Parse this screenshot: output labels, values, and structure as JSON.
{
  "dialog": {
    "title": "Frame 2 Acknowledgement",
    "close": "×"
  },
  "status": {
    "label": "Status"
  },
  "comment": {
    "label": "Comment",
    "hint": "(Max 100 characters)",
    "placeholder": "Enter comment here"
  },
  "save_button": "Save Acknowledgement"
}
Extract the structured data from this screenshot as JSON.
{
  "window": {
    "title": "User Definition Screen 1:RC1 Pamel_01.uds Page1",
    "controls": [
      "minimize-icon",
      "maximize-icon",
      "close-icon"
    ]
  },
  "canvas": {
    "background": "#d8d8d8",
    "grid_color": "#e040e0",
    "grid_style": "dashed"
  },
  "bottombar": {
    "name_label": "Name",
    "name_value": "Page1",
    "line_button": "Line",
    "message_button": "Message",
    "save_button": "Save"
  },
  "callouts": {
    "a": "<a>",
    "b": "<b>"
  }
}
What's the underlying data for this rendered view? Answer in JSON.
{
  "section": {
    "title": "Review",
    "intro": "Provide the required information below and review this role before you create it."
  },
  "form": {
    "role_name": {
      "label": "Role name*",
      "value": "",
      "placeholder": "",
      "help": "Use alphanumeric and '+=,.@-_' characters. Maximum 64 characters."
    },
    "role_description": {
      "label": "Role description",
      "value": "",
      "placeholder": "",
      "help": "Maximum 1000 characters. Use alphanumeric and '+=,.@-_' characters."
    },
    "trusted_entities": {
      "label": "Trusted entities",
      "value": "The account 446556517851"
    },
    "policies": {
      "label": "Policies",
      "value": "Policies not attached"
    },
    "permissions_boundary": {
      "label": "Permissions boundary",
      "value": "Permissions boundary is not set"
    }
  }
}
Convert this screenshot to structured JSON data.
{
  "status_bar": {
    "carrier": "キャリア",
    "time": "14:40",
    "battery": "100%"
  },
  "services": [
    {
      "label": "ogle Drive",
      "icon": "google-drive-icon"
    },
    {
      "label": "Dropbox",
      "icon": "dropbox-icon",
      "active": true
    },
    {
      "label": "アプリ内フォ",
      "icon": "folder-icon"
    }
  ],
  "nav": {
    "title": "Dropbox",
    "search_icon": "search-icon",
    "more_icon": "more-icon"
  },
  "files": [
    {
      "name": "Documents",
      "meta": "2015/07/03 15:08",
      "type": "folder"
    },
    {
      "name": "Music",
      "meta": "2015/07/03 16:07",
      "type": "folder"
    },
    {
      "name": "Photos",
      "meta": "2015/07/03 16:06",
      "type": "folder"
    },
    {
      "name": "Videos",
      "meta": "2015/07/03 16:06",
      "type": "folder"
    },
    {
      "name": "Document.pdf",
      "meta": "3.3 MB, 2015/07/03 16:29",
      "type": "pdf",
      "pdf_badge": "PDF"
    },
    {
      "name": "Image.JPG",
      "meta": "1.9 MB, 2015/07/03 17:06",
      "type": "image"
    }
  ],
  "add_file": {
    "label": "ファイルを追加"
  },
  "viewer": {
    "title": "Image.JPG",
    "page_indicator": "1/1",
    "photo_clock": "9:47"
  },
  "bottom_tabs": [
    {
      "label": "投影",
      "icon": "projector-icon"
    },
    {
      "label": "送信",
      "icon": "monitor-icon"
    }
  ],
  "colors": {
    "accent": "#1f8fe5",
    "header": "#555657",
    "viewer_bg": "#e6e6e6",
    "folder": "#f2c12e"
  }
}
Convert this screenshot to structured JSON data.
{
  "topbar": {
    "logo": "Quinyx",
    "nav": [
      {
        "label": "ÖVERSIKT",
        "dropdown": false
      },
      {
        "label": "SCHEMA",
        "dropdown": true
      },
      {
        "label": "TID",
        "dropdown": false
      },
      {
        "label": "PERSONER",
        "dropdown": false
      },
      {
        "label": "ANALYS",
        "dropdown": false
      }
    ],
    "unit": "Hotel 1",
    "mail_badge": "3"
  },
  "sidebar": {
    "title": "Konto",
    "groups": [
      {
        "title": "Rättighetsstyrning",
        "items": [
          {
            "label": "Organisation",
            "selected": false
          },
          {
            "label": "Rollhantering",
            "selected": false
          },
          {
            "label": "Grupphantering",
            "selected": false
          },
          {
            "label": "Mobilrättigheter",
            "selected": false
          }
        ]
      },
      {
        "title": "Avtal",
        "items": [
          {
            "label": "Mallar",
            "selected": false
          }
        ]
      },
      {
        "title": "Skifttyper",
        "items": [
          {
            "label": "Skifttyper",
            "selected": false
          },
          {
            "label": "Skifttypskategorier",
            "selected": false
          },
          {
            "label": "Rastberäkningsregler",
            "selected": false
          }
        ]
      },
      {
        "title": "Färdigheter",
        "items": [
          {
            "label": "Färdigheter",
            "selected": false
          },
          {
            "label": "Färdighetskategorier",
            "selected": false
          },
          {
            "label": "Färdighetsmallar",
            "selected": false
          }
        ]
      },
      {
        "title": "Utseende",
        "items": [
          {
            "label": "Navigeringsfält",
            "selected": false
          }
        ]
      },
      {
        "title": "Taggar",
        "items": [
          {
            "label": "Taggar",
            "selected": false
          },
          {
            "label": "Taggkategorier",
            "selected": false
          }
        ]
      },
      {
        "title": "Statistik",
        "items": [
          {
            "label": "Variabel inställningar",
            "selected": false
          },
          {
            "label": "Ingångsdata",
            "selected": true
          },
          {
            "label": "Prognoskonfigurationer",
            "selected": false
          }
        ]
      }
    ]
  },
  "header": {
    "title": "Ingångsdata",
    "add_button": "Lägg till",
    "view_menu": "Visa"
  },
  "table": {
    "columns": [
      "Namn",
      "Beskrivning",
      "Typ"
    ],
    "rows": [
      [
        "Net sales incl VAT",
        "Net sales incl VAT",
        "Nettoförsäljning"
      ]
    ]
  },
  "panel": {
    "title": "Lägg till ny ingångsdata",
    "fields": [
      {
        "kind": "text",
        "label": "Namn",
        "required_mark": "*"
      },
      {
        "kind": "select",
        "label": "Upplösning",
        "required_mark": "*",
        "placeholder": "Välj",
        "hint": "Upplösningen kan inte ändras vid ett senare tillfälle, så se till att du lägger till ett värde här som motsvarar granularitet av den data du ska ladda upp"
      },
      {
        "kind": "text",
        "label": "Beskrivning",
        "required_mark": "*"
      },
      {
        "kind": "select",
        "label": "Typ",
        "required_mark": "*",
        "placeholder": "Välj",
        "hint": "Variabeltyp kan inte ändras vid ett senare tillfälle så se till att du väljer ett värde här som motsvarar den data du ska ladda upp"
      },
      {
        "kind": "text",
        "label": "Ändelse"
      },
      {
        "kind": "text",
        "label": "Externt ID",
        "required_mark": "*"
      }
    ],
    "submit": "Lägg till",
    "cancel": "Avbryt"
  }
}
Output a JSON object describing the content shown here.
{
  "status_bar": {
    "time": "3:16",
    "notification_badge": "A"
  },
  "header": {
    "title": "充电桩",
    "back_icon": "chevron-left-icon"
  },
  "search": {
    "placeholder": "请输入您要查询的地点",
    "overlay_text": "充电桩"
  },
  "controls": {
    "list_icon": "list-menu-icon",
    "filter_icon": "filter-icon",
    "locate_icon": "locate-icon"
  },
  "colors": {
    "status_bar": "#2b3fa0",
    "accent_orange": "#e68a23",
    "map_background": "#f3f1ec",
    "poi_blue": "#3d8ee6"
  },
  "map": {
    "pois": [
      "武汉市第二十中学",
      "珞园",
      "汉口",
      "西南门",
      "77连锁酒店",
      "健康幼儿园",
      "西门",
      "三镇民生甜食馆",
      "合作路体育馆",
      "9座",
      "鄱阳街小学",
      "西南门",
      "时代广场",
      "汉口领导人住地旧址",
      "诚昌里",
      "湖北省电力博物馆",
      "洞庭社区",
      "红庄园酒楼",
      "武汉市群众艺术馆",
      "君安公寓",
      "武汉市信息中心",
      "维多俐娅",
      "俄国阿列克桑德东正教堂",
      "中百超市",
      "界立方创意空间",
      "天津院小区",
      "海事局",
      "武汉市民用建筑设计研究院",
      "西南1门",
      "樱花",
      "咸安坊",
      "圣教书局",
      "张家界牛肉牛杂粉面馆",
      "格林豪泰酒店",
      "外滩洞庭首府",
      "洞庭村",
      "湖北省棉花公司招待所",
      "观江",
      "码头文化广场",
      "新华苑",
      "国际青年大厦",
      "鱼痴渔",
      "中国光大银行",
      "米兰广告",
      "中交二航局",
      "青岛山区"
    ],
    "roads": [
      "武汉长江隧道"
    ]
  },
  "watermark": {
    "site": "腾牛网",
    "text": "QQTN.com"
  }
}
##########
- **JOB**
Show the lines of the material that contain the word "inte".

- **WRITTEN RESPONSE**
        "hint": "Upplösningen kan inte ändras vid ett senare tillfälle, så se till att du lägger till ett värde här som motsvarar granularitet av den data du ska ladda upp"
        "hint": "Variabeltyp kan inte ändras vid ett senare tillfälle så se till att du väljer ett värde här som motsvarar den data du ska ladda upp"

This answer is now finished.